• What the task asks
Output the line containing "Output the text content of this document." and each line after it through the end of the data, exactly as written, with pictures left out.

Recorded data
#####

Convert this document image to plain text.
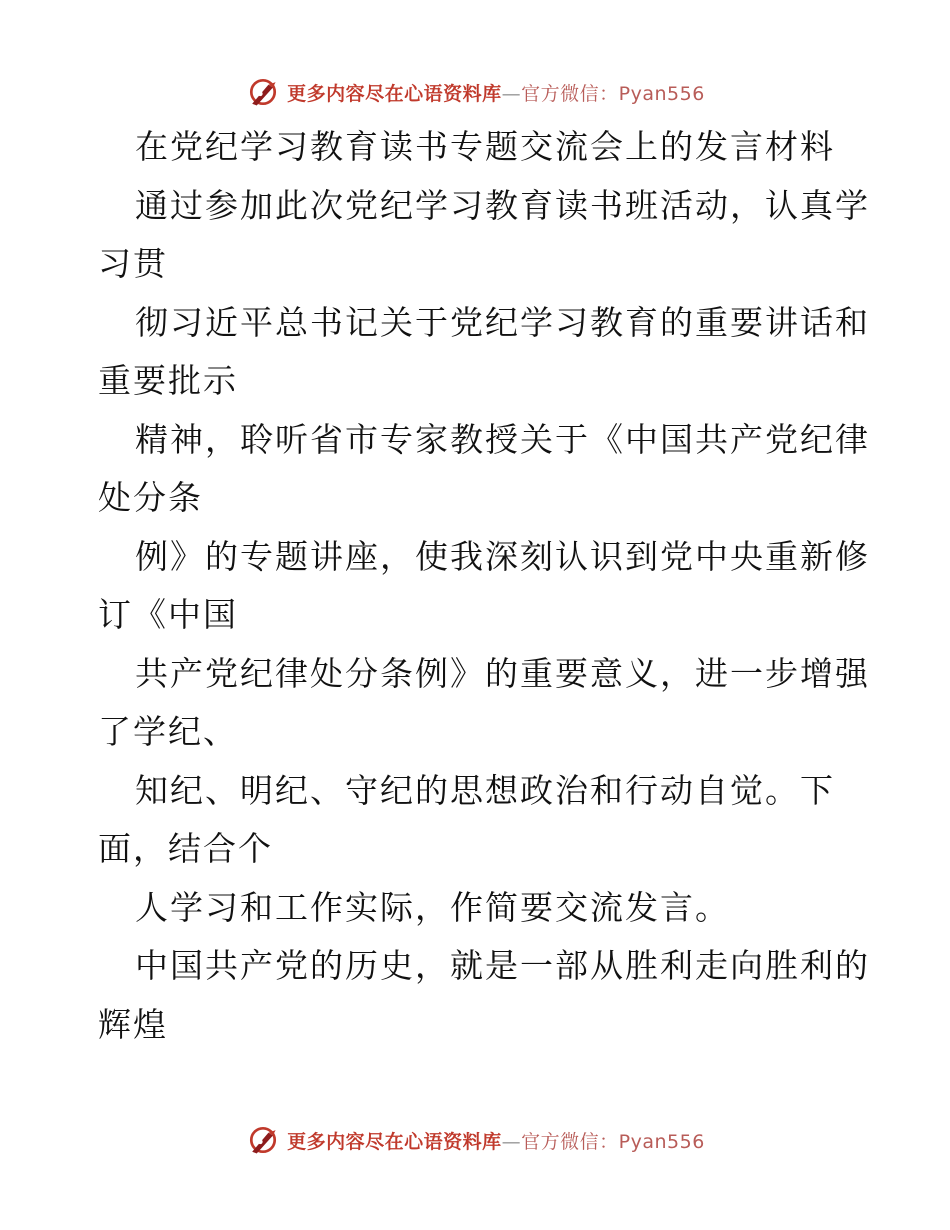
更多内容尽在心语资料库—官方微信：Pyan556
在党纪学习教育读书专题交流会上的发言材料
通过参加此次党纪学习教育读书班活动，认真学
习贯
彻习近平总书记关于党纪学习教育的重要讲话和
重要批示
精神，聆听省市专家教授关于《中国共产党纪律
处分条
例》的专题讲座，使我深刻认识到党中央重新修
订《中国
共产党纪律处分条例》的重要意义，进一步增强
了学纪、
知纪、明纪、守纪的思想政治和行动自觉。下
面，结合个
人学习和工作实际，作简要交流发言。
中国共产党的历史，就是一部从胜利走向胜利的
辉煌
更多内容尽在心语资料库—官方微信：Pyan556
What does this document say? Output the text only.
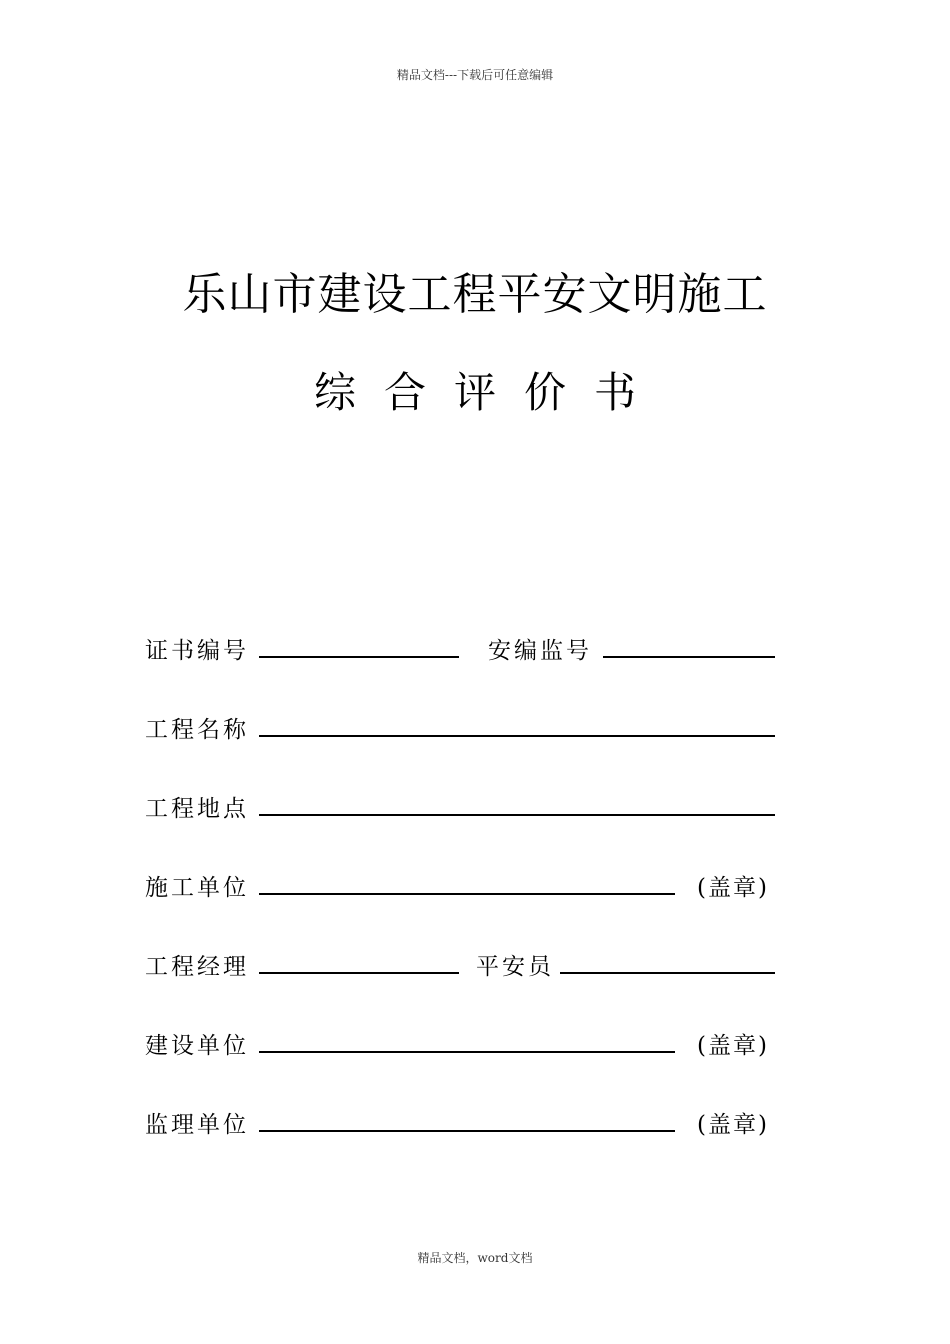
精品文档---下载后可任意编辑
乐山市建设工程平安文明施工
综合评价书
证书编号	安编监号
工程名称
工程地点
施工单位	(盖章)
工程经理	平安员
建设单位	(盖章)
监理单位	(盖章)
精品文档，word文档
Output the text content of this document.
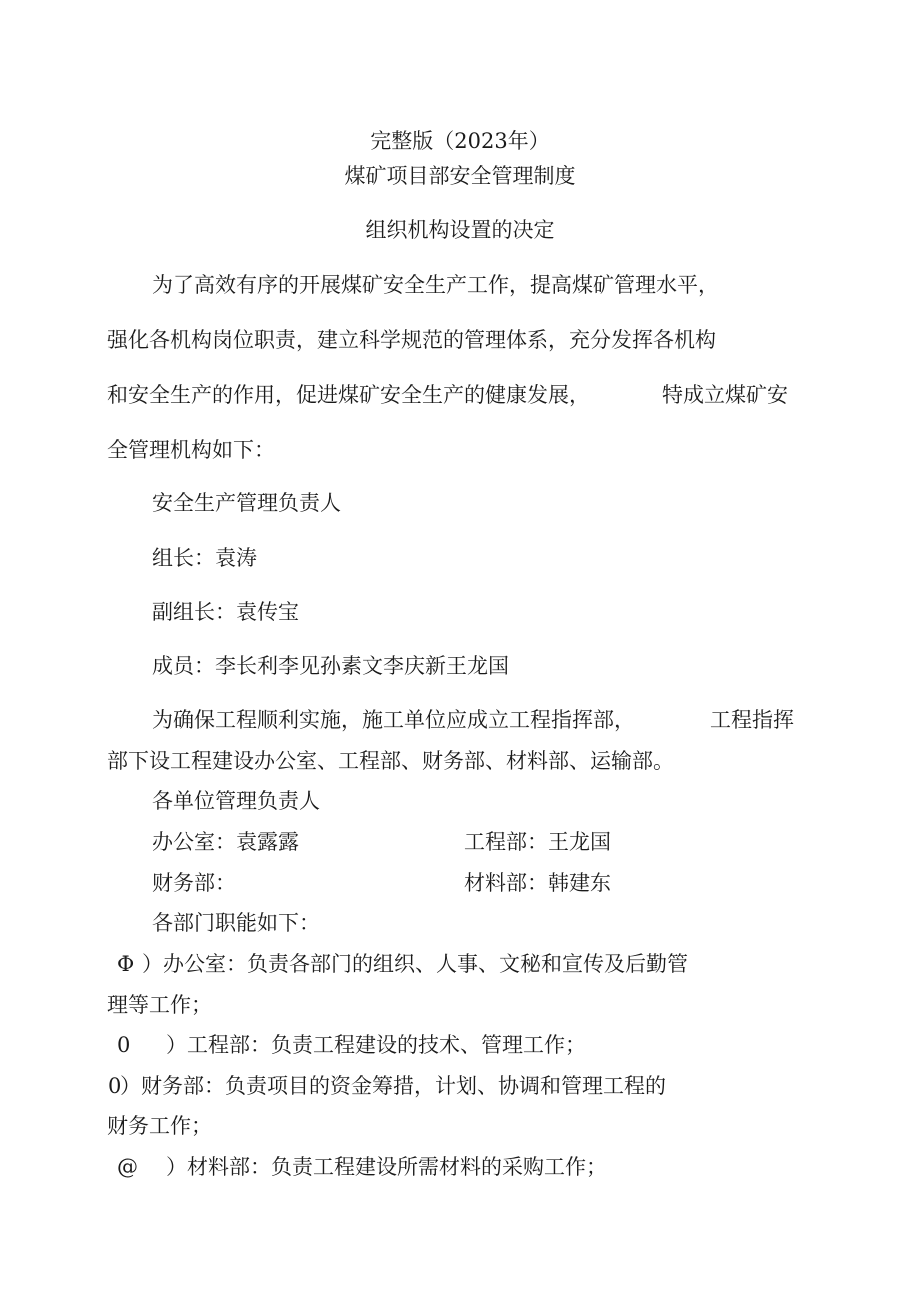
完整版（2023年）
煤矿项目部安全管理制度
组织机构设置的决定
为了高效有序的开展煤矿安全生产工作，提高煤矿管理水平，
强化各机构岗位职责，建立科学规范的管理体系，充分发挥各机构
和安全生产的作用，促进煤矿安全生产的健康发展，	特成立煤矿安
全管理机构如下：
安全生产管理负责人
组长：袁涛
副组长：袁传宝
成员：李长利李见孙素文李庆新王龙国
为确保工程顺利实施，施工单位应成立工程指挥部，	工程指挥
部下设工程建设办公室、工程部、财务部、材料部、运输部。
各单位管理负责人
办公室：袁露露	工程部：王龙国
财务部：	材料部：韩建东
各部门职能如下：
Φ ）办公室：负责各部门的组织、人事、文秘和宣传及后勤管
理等工作；
0 ）工程部：负责工程建设的技术、管理工作；
0
）财务部：负责项目的资金筹措，计划、协调和管理工程的
财务工作；
@ ）材料部：负责工程建设所需材料的采购工作；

#####

• Output below
Output the text content of this document.
完整版（2023年）
煤矿项目部安全管理制度
组织机构设置的决定
为了高效有序的开展煤矿安全生产工作，提高煤矿管理水平，
强化各机构岗位职责，建立科学规范的管理体系，充分发挥各机构
和安全生产的作用，促进煤矿安全生产的健康发展，	特成立煤矿安
全管理机构如下：
安全生产管理负责人
组长：袁涛
副组长：袁传宝
成员：李长利李见孙素文李庆新王龙国
为确保工程顺利实施，施工单位应成立工程指挥部，	工程指挥
部下设工程建设办公室、工程部、财务部、材料部、运输部。
各单位管理负责人
办公室：袁露露	工程部：王龙国
财务部：	材料部：韩建东
各部门职能如下：
Φ ）办公室：负责各部门的组织、人事、文秘和宣传及后勤管
理等工作；
0 ）工程部：负责工程建设的技术、管理工作；
0
）财务部：负责项目的资金筹措，计划、协调和管理工程的
财务工作；
@ ）材料部：负责工程建设所需材料的采购工作；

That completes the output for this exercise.